==== DATA IN THIS EXERCISE
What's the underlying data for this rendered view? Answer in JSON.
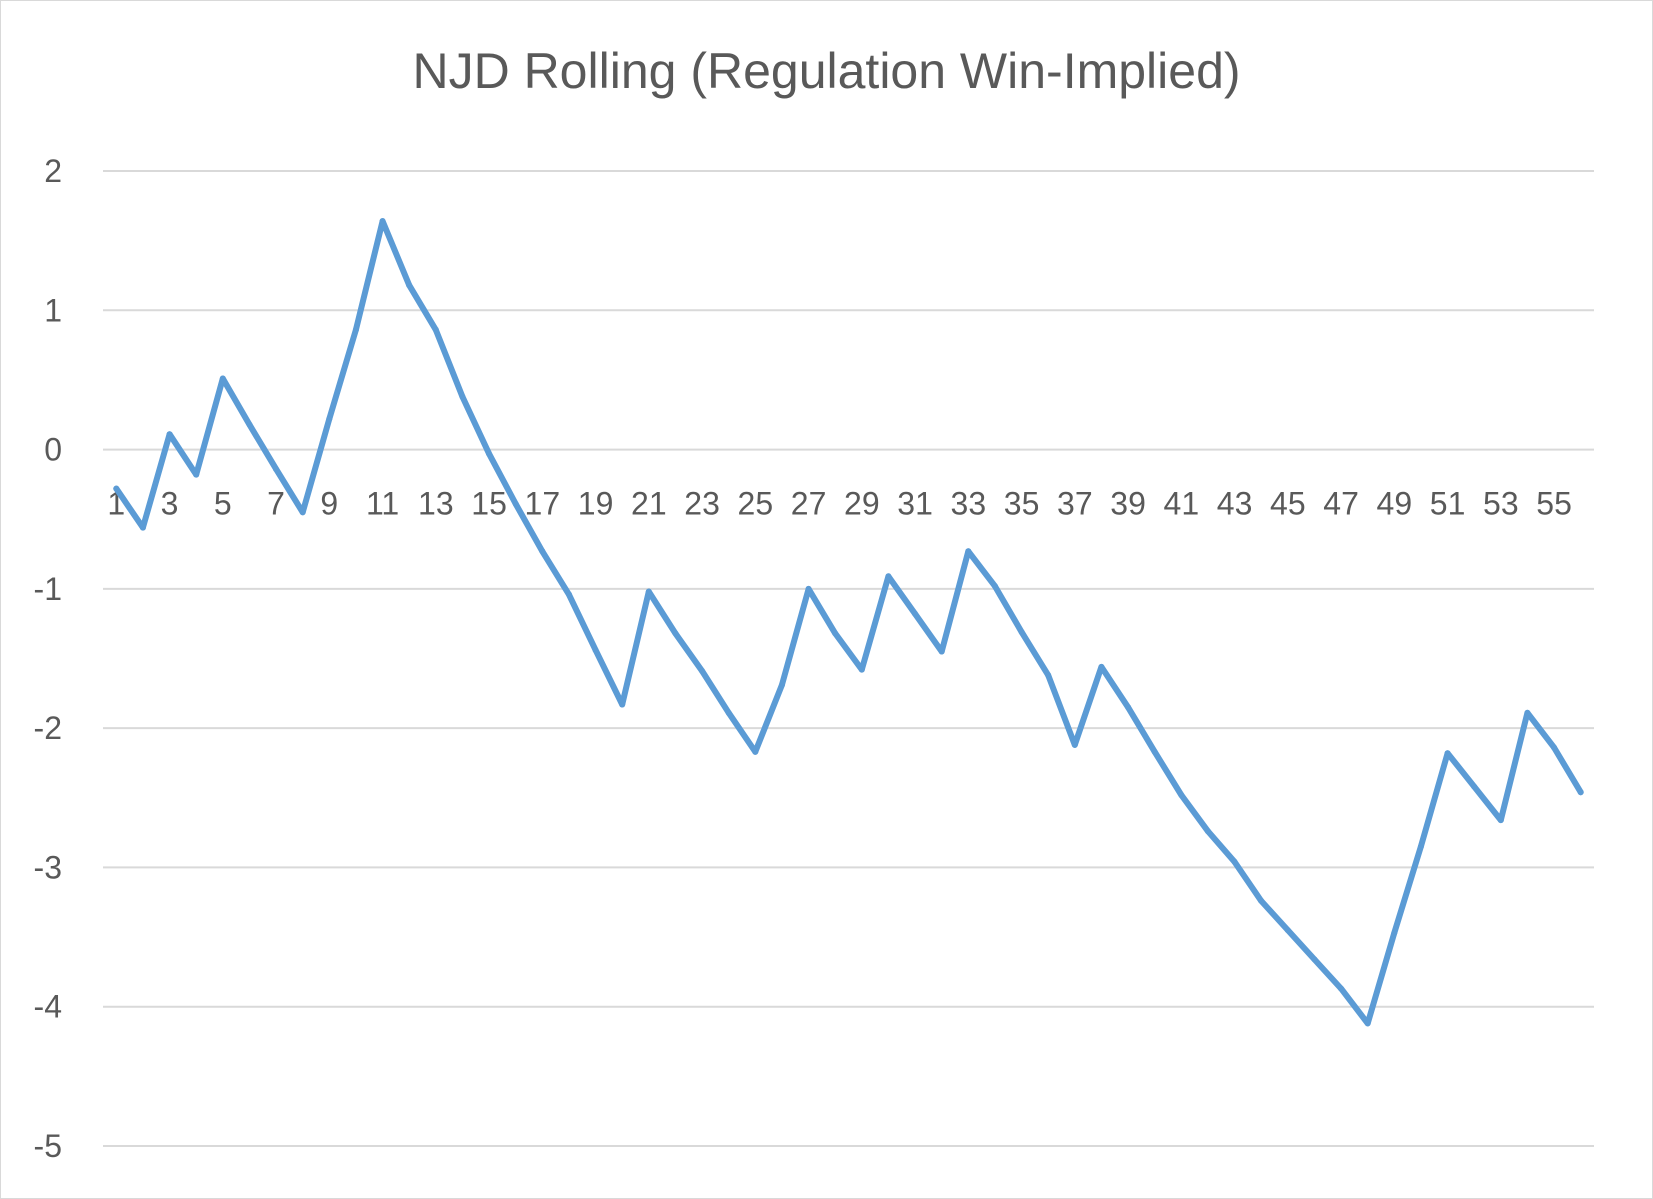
{
  "chart_data": {
    "type": "line",
    "title": "NJD Rolling (Regulation Win-Implied)",
    "xlabel": "",
    "ylabel": "",
    "ylim": [
      -5,
      2
    ],
    "y_ticks": [
      2,
      1,
      0,
      -1,
      -2,
      -3,
      -4,
      -5
    ],
    "x_tick_labels": [
      "1",
      "3",
      "5",
      "7",
      "9",
      "11",
      "13",
      "15",
      "17",
      "19",
      "21",
      "23",
      "25",
      "27",
      "29",
      "31",
      "33",
      "35",
      "37",
      "39",
      "41",
      "43",
      "45",
      "47",
      "49",
      "51",
      "53",
      "55"
    ],
    "grid": true,
    "legend": "none",
    "line_color": "#5b9bd5",
    "grid_color": "#d9d9d9",
    "series": [
      {
        "x": [
          1,
          2,
          3,
          4,
          5,
          6,
          7,
          8,
          9,
          10,
          11,
          12,
          13,
          14,
          15,
          16,
          17,
          18,
          19,
          20,
          21,
          22,
          23,
          24,
          25,
          26,
          27,
          28,
          29,
          30,
          31,
          32,
          33,
          34,
          35,
          36,
          37,
          38,
          39,
          40,
          41,
          42,
          43,
          44,
          45,
          46,
          47,
          48,
          49,
          50,
          51,
          52,
          53,
          54,
          55,
          56
        ],
        "values": [
          -0.28,
          -0.56,
          0.11,
          -0.18,
          0.51,
          0.18,
          -0.14,
          -0.45,
          0.22,
          0.86,
          1.64,
          1.18,
          0.86,
          0.38,
          -0.03,
          -0.39,
          -0.73,
          -1.04,
          -1.44,
          -1.83,
          -1.02,
          -1.32,
          -1.59,
          -1.89,
          -2.17,
          -1.69,
          -1.0,
          -1.32,
          -1.58,
          -0.91,
          -1.18,
          -1.45,
          -0.73,
          -0.98,
          -1.31,
          -1.62,
          -2.12,
          -1.56,
          -1.85,
          -2.17,
          -2.48,
          -2.74,
          -2.96,
          -3.24,
          -3.45,
          -3.66,
          -3.87,
          -4.12,
          -3.47,
          -2.85,
          -2.18,
          -2.42,
          -2.66,
          -1.89,
          -2.14,
          -2.46
        ]
      }
    ]
  }
}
========
=== INSTRUCTIONS FOR THE TASK ===
Pictures in the records must not appear in the copy; transcribe everything else precisely.

=== SOLVED PROBLEM ===
What's the underlying data for this rendered view? Answer in JSON.
{
  "chart_data": {
    "type": "line",
    "title": "NJD Rolling (Regulation Win-Implied)",
    "xlabel": "",
    "ylabel": "",
    "ylim": [
      -5,
      2
    ],
    "y_ticks": [
      2,
      1,
      0,
      -1,
      -2,
      -3,
      -4,
      -5
    ],
    "x_tick_labels": [
      "1",
      "3",
      "5",
      "7",
      "9",
      "11",
      "13",
      "15",
      "17",
      "19",
      "21",
      "23",
      "25",
      "27",
      "29",
      "31",
      "33",
      "35",
      "37",
      "39",
      "41",
      "43",
      "45",
      "47",
      "49",
      "51",
      "53",
      "55"
    ],
    "grid": true,
    "legend": "none",
    "line_color": "#5b9bd5",
    "grid_color": "#d9d9d9",
    "series": [
      {
        "x": [
          1,
          2,
          3,
          4,
          5,
          6,
          7,
          8,
          9,
          10,
          11,
          12,
          13,
          14,
          15,
          16,
          17,
          18,
          19,
          20,
          21,
          22,
          23,
          24,
          25,
          26,
          27,
          28,
          29,
          30,
          31,
          32,
          33,
          34,
          35,
          36,
          37,
          38,
          39,
          40,
          41,
          42,
          43,
          44,
          45,
          46,
          47,
          48,
          49,
          50,
          51,
          52,
          53,
          54,
          55,
          56
        ],
        "values": [
          -0.28,
          -0.56,
          0.11,
          -0.18,
          0.51,
          0.18,
          -0.14,
          -0.45,
          0.22,
          0.86,
          1.64,
          1.18,
          0.86,
          0.38,
          -0.03,
          -0.39,
          -0.73,
          -1.04,
          -1.44,
          -1.83,
          -1.02,
          -1.32,
          -1.59,
          -1.89,
          -2.17,
          -1.69,
          -1.0,
          -1.32,
          -1.58,
          -0.91,
          -1.18,
          -1.45,
          -0.73,
          -0.98,
          -1.31,
          -1.62,
          -2.12,
          -1.56,
          -1.85,
          -2.17,
          -2.48,
          -2.74,
          -2.96,
          -3.24,
          -3.45,
          -3.66,
          -3.87,
          -4.12,
          -3.47,
          -2.85,
          -2.18,
          -2.42,
          -2.66,
          -1.89,
          -2.14,
          -2.46
        ]
      }
    ]
  }
}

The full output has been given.